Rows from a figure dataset
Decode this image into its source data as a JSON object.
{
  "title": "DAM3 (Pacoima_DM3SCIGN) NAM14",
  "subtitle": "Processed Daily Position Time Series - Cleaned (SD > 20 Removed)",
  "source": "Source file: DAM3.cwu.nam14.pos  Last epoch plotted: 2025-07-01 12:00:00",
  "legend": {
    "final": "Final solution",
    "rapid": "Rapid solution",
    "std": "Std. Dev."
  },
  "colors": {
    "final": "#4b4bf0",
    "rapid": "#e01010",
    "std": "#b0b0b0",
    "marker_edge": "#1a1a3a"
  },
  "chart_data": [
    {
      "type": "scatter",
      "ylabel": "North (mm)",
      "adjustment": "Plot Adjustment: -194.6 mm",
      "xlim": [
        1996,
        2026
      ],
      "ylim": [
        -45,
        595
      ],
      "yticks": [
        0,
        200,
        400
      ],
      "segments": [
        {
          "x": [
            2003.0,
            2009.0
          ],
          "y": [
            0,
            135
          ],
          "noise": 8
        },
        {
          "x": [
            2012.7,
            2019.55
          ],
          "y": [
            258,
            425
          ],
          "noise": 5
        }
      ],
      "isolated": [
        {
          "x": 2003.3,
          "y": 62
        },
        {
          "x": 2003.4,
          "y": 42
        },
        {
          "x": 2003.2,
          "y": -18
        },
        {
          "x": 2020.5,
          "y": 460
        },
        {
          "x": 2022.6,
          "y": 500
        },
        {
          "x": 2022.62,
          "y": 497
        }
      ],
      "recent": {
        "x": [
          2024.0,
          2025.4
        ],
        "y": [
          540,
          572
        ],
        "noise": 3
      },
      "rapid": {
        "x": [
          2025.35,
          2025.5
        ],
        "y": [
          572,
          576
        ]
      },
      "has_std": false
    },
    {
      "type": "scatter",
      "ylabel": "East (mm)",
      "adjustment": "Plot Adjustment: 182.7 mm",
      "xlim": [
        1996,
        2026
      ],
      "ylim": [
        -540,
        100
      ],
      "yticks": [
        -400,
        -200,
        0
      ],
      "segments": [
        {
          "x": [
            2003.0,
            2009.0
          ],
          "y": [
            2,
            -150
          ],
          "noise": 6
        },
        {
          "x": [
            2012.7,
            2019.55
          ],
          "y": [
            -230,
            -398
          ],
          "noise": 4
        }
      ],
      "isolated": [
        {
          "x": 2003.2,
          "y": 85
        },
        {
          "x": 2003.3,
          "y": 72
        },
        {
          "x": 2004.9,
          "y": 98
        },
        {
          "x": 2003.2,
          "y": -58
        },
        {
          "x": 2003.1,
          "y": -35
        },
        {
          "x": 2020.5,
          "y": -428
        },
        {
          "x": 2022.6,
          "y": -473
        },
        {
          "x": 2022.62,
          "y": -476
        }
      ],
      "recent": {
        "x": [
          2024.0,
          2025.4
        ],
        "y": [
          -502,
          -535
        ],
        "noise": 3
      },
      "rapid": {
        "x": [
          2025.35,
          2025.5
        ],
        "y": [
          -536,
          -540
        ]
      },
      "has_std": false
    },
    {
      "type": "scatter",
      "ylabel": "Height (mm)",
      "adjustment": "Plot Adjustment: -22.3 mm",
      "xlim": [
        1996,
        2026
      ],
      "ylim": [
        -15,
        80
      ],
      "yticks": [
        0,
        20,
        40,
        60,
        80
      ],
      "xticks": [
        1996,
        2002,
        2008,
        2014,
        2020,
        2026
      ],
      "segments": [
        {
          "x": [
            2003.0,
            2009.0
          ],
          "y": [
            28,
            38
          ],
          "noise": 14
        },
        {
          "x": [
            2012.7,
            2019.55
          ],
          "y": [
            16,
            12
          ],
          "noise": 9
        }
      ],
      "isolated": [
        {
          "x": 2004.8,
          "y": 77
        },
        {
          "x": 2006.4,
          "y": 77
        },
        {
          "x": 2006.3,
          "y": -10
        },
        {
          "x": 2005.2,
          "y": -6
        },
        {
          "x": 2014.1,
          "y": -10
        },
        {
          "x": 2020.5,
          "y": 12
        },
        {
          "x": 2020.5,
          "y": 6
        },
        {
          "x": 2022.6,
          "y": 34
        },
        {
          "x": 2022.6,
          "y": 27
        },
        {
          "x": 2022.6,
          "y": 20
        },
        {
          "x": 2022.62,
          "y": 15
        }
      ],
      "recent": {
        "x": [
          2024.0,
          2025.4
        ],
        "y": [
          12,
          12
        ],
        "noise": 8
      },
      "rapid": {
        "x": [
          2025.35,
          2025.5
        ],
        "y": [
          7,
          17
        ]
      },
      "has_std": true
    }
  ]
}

▶ [Directions for this task]:
Find the lines that include the string "solution", then copy each of them.

▶ [Correct answer]:
    "final": "Final solution",
    "rapid": "Rapid solution",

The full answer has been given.